## What is expected
Every line that includes the word "value" is to be listed.

◆ ◆ ◆ ◆ ◆ ◆ ◆

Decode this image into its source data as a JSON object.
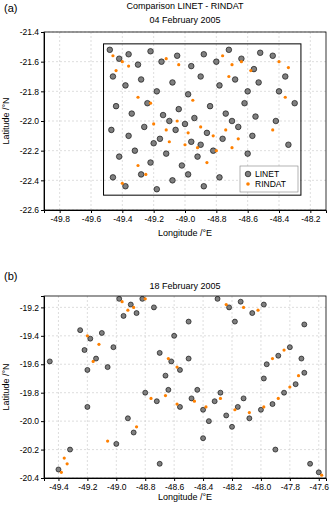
{
  "chart_data": [
    {
      "type": "scatter",
      "panel": "(a)",
      "title": "Comparison LINET - RINDAT",
      "subtitle": "04 February 2005",
      "x_label": "Longitude /°E",
      "y_label": "Latitude /°N",
      "xlim": [
        -49.9,
        -48.1
      ],
      "ylim": [
        -22.6,
        -21.4
      ],
      "xticks": [
        -49.8,
        -49.6,
        -49.4,
        -49.2,
        {
          "value": -49.0,
          "label": "-49.0"
        },
        -48.8,
        -48.6,
        -48.4,
        -48.2
      ],
      "yticks": [
        -22.6,
        -22.4,
        -22.2,
        {
          "value": -22.0,
          "label": "-22.0"
        },
        -21.8,
        -21.6,
        -21.4
      ],
      "grid": true,
      "legend": "lower right",
      "box": {
        "x": [
          -49.52,
          -48.26
        ],
        "y": [
          -22.5,
          -21.48
        ]
      },
      "series": [
        {
          "name": "LINET",
          "color": "#7f7f7f",
          "marker": "circle",
          "x": [
            -49.48,
            -49.42,
            -49.36,
            -49.3,
            -49.22,
            -49.15,
            -49.05,
            -48.96,
            -48.88,
            -48.8,
            -48.72,
            -48.64,
            -48.56,
            -48.52,
            -49.46,
            -49.38,
            -49.28,
            -49.18,
            -49.08,
            -48.98,
            -48.9,
            -48.78,
            -48.68,
            -48.6,
            -48.53,
            -49.44,
            -49.34,
            -49.24,
            -49.14,
            -49.04,
            -48.94,
            -48.84,
            -48.74,
            -48.62,
            -48.55,
            -49.47,
            -49.36,
            -49.26,
            -49.16,
            -49.06,
            -48.96,
            -48.86,
            -48.76,
            -48.66,
            -48.57,
            -49.42,
            -49.32,
            -49.22,
            -49.12,
            -49.02,
            -48.92,
            -48.82,
            -48.6,
            -49.46,
            -49.38,
            -49.28,
            -49.18,
            -49.08,
            -48.98,
            -48.88,
            -48.78,
            -49.1,
            -49.0,
            -48.9,
            -49.2,
            -48.7,
            -48.44,
            -48.36,
            -48.3,
            -48.42,
            -48.34,
            -48.4
          ],
          "y": [
            -21.52,
            -21.58,
            -21.55,
            -21.62,
            -21.53,
            -21.6,
            -21.56,
            -21.63,
            -21.55,
            -21.6,
            -21.52,
            -21.58,
            -21.65,
            -21.54,
            -21.7,
            -21.76,
            -21.72,
            -21.8,
            -21.74,
            -21.82,
            -21.7,
            -21.76,
            -21.72,
            -21.8,
            -21.74,
            -21.9,
            -21.95,
            -21.88,
            -21.96,
            -21.92,
            -21.98,
            -21.9,
            -21.95,
            -21.88,
            -21.97,
            -22.06,
            -22.1,
            -22.04,
            -22.12,
            -22.06,
            -22.14,
            -22.08,
            -22.12,
            -22.04,
            -22.1,
            -22.24,
            -22.2,
            -22.28,
            -22.22,
            -22.3,
            -22.24,
            -22.2,
            -22.22,
            -22.38,
            -22.44,
            -22.36,
            -22.46,
            -22.4,
            -22.36,
            -22.44,
            -22.38,
            -22.0,
            -22.02,
            -22.16,
            -22.15,
            -22.0,
            -21.56,
            -21.7,
            -21.88,
            -22.0,
            -22.16,
            -21.8
          ]
        },
        {
          "name": "RINDAT",
          "color": "#ff8000",
          "marker": "circle",
          "x": [
            -49.46,
            -49.4,
            -49.44,
            -49.36,
            -49.12,
            -49.04,
            -48.76,
            -48.7,
            -48.64,
            -48.72,
            -48.58,
            -49.3,
            -49.22,
            -48.95,
            -49.2,
            -49.12,
            -49.05,
            -48.98,
            -48.9,
            -48.82,
            -48.74,
            -48.66,
            -49.1,
            -49.0,
            -48.92,
            -48.8,
            -48.7,
            -49.3,
            -49.25,
            -48.86,
            -49.4,
            -48.4,
            -48.34,
            -48.44,
            -48.36
          ],
          "y": [
            -21.56,
            -21.6,
            -21.66,
            -21.63,
            -21.58,
            -21.62,
            -21.56,
            -21.62,
            -21.6,
            -21.7,
            -21.66,
            -21.84,
            -21.88,
            -21.86,
            -22.02,
            -22.06,
            -22.0,
            -22.08,
            -22.04,
            -22.1,
            -22.06,
            -22.12,
            -22.14,
            -22.16,
            -22.18,
            -22.2,
            -22.18,
            -22.3,
            -22.36,
            -22.28,
            -22.42,
            -21.6,
            -21.64,
            -22.06,
            -21.84
          ]
        }
      ]
    },
    {
      "type": "scatter",
      "panel": "(b)",
      "title": "18 February 2005",
      "x_label": "Longitude /°E",
      "y_label": "Latitude /°N",
      "xlim": [
        -49.5,
        -47.55
      ],
      "ylim": [
        -20.4,
        -19.12
      ],
      "xticks": [
        -49.4,
        -49.2,
        {
          "value": -49.0,
          "label": "-49.0"
        },
        -48.8,
        -48.6,
        -48.4,
        -48.2,
        {
          "value": -48.0,
          "label": "-48.0"
        },
        -47.8,
        -47.6
      ],
      "yticks": [
        -20.4,
        -20.2,
        {
          "value": -20.0,
          "label": "-20.0"
        },
        -19.8,
        -19.6,
        -19.4,
        -19.2
      ],
      "grid": true,
      "series": [
        {
          "color": "#7f7f7f",
          "marker": "circle",
          "x": [
            -48.98,
            -48.9,
            -48.82,
            -48.74,
            -48.86,
            -48.95,
            -49.25,
            -49.18,
            -49.1,
            -49.22,
            -49.14,
            -49.06,
            -49.2,
            -49.02,
            -48.7,
            -48.62,
            -48.56,
            -48.66,
            -48.5,
            -48.8,
            -48.72,
            -48.64,
            -48.56,
            -48.48,
            -48.4,
            -48.32,
            -48.24,
            -48.16,
            -48.08,
            -48.0,
            -47.92,
            -47.84,
            -47.76,
            -47.7,
            -48.44,
            -48.28,
            -48.12,
            -48.36,
            -48.2,
            -47.96,
            -47.88,
            -47.8,
            -47.72,
            -47.98,
            -48.3,
            -48.22,
            -48.14,
            -48.06,
            -47.98,
            -48.18,
            -48.92,
            -48.88,
            -49.0,
            -48.4,
            -47.6,
            -47.66,
            -49.4,
            -49.32,
            -49.46,
            -48.5,
            -47.9,
            -48.7,
            -49.2,
            -48.6,
            -47.7
          ],
          "y": [
            -19.14,
            -19.18,
            -19.14,
            -19.2,
            -19.24,
            -19.26,
            -19.36,
            -19.42,
            -19.38,
            -19.5,
            -19.56,
            -19.62,
            -19.64,
            -19.48,
            -19.52,
            -19.58,
            -19.64,
            -19.68,
            -19.56,
            -19.8,
            -19.86,
            -19.78,
            -19.9,
            -19.84,
            -19.92,
            -19.86,
            -19.96,
            -19.9,
            -19.98,
            -19.92,
            -19.88,
            -19.8,
            -19.74,
            -19.66,
            -19.78,
            -19.8,
            -19.84,
            -20.0,
            -20.04,
            -19.6,
            -19.54,
            -19.48,
            -19.56,
            -19.7,
            -19.14,
            -19.2,
            -19.16,
            -19.24,
            -19.18,
            -19.3,
            -19.98,
            -20.08,
            -20.16,
            -20.12,
            -20.36,
            -20.3,
            -20.34,
            -20.2,
            -19.58,
            -19.3,
            -20.2,
            -20.3,
            -19.9,
            -19.4,
            -19.32
          ]
        },
        {
          "color": "#ff8000",
          "marker": "circle",
          "x": [
            -48.96,
            -48.88,
            -48.8,
            -48.92,
            -49.2,
            -49.12,
            -49.16,
            -48.64,
            -48.58,
            -48.76,
            -48.66,
            -48.58,
            -48.46,
            -48.38,
            -48.28,
            -48.18,
            -48.08,
            -47.98,
            -47.88,
            -47.8,
            -47.74,
            -47.92,
            -47.84,
            -48.24,
            -48.12,
            -48.02,
            -49.38,
            -49.34,
            -49.36,
            -47.58,
            -49.06,
            -48.86
          ],
          "y": [
            -19.16,
            -19.2,
            -19.14,
            -19.22,
            -19.4,
            -19.46,
            -19.58,
            -19.56,
            -19.62,
            -19.84,
            -19.82,
            -19.88,
            -19.86,
            -19.9,
            -19.84,
            -19.92,
            -19.94,
            -19.9,
            -19.84,
            -19.76,
            -19.68,
            -19.56,
            -19.5,
            -19.18,
            -19.2,
            -19.22,
            -20.36,
            -20.3,
            -20.26,
            -20.38,
            -20.14,
            -20.04
          ]
        }
      ]
    }
  ]
}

◆ ◆ ◆ ◆ ◆ ◆ ◆

## Reply
          "value": -49.0,
          "value": -22.0,
          "value": -49.0,
          "value": -48.0,
          "value": -20.0,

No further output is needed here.